- **TASK DIRECTIONS**: Of all the lines in the records, how many hold the word "Statistics"? Answer with the number only.

- **EXERCISE MATERIAL**:
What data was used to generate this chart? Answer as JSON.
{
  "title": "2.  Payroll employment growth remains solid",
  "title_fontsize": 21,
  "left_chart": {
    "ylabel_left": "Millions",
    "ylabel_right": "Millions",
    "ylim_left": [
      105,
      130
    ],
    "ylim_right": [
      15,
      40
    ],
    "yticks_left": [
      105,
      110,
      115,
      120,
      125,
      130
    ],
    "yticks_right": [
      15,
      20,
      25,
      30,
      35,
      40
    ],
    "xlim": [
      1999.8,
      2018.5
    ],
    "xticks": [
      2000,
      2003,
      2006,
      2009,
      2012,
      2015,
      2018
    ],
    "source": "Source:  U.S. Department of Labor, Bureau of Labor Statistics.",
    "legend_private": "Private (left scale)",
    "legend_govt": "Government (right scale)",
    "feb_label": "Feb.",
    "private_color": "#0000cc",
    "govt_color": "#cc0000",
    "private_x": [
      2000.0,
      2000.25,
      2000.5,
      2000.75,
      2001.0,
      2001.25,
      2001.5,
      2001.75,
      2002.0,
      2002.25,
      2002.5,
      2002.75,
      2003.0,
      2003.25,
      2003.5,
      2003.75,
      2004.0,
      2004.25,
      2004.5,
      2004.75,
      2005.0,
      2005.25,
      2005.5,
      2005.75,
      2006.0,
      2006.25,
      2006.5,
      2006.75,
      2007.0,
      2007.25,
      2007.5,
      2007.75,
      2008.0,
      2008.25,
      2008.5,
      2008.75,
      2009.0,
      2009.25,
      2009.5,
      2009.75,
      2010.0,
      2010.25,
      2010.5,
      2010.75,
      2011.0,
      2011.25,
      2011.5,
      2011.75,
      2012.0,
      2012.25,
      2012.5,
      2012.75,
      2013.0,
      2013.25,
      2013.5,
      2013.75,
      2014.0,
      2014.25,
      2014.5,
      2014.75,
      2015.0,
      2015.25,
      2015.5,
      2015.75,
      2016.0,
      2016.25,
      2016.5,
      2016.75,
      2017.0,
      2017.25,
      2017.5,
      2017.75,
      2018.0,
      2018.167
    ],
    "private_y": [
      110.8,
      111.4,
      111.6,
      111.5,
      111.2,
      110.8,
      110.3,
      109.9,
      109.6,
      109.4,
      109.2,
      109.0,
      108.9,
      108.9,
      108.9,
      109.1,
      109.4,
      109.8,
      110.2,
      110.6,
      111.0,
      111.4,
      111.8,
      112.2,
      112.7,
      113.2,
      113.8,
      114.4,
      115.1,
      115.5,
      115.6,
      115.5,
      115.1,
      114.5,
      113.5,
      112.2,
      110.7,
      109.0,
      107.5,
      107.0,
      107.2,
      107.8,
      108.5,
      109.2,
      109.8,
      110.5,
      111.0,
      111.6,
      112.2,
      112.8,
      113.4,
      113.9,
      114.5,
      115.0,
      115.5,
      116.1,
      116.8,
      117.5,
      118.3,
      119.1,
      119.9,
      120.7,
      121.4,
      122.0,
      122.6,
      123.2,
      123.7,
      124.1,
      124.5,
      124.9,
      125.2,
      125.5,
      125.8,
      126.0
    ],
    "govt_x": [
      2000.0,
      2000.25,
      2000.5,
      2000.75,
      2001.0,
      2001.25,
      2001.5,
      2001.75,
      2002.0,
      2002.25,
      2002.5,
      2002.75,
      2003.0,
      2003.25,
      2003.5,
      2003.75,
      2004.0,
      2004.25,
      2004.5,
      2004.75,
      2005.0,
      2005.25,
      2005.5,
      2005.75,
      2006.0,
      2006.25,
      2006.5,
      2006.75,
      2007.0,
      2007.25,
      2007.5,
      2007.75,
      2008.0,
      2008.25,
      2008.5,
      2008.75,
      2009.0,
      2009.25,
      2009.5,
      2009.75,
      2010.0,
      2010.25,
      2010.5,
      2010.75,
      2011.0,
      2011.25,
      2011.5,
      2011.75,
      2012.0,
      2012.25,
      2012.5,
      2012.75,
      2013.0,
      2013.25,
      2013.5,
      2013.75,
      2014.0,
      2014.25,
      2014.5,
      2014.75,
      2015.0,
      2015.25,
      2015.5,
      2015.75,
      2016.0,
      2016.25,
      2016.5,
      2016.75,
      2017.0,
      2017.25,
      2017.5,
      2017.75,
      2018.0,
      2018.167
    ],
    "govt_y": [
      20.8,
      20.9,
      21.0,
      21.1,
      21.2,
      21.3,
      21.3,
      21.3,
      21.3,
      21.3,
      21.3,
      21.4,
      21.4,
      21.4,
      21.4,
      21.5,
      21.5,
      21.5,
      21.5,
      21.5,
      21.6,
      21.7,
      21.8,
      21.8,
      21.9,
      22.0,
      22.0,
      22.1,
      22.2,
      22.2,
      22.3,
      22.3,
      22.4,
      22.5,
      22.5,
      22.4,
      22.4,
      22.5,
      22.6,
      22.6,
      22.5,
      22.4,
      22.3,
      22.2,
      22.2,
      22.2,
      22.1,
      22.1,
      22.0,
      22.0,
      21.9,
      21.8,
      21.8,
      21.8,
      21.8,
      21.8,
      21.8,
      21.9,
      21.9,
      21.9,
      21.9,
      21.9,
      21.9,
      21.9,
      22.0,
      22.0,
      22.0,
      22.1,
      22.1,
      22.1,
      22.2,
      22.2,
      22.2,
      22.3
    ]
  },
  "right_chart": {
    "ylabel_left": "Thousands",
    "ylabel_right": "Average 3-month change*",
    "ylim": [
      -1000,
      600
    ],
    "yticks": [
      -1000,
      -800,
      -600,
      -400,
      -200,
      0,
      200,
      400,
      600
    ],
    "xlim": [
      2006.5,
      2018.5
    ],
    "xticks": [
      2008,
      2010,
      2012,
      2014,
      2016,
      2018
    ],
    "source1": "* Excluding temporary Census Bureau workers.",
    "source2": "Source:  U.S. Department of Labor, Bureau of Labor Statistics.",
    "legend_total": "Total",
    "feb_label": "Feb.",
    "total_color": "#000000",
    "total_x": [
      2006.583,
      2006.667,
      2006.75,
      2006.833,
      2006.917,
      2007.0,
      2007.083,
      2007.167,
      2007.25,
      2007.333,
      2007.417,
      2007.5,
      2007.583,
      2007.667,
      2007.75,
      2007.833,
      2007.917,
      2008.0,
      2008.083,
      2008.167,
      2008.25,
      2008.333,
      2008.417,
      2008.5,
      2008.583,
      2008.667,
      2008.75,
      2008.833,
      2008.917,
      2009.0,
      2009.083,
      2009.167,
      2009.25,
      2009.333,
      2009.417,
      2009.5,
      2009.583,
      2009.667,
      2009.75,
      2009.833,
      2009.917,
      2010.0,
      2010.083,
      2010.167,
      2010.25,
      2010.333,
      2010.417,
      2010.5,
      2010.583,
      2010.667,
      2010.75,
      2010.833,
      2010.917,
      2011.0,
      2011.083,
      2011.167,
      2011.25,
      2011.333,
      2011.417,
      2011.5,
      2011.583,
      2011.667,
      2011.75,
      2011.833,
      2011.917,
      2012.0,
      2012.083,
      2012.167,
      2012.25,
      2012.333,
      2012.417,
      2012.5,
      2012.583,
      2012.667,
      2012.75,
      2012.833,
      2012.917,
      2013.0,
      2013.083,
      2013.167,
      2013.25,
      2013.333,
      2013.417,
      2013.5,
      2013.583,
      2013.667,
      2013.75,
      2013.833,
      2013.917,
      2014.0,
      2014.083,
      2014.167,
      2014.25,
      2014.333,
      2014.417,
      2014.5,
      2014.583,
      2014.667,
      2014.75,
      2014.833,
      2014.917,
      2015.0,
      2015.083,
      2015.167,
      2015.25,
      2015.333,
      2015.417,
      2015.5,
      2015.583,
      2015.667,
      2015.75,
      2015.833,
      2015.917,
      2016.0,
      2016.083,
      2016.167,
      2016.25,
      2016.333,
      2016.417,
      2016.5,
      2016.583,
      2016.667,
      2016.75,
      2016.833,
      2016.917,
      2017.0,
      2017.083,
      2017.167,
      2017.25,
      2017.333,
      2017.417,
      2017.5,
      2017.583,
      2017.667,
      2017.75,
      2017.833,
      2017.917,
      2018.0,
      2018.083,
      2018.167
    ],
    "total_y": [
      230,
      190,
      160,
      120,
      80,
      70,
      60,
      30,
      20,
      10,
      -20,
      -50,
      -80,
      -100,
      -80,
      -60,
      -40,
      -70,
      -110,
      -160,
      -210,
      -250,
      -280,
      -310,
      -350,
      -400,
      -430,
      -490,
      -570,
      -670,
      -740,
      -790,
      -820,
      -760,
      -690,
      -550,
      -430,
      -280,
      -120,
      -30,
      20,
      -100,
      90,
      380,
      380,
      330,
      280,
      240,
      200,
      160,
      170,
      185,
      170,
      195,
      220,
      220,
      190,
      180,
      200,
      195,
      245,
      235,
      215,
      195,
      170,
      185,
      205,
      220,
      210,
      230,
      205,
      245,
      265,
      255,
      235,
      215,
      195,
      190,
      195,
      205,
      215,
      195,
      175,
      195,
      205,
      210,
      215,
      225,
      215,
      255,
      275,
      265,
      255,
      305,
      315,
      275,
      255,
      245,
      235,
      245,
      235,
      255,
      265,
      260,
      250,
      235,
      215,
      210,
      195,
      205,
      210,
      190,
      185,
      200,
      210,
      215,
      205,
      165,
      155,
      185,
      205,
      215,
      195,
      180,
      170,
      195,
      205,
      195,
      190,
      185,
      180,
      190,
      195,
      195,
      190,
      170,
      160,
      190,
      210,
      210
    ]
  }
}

- **WORKED ANSWER**: 2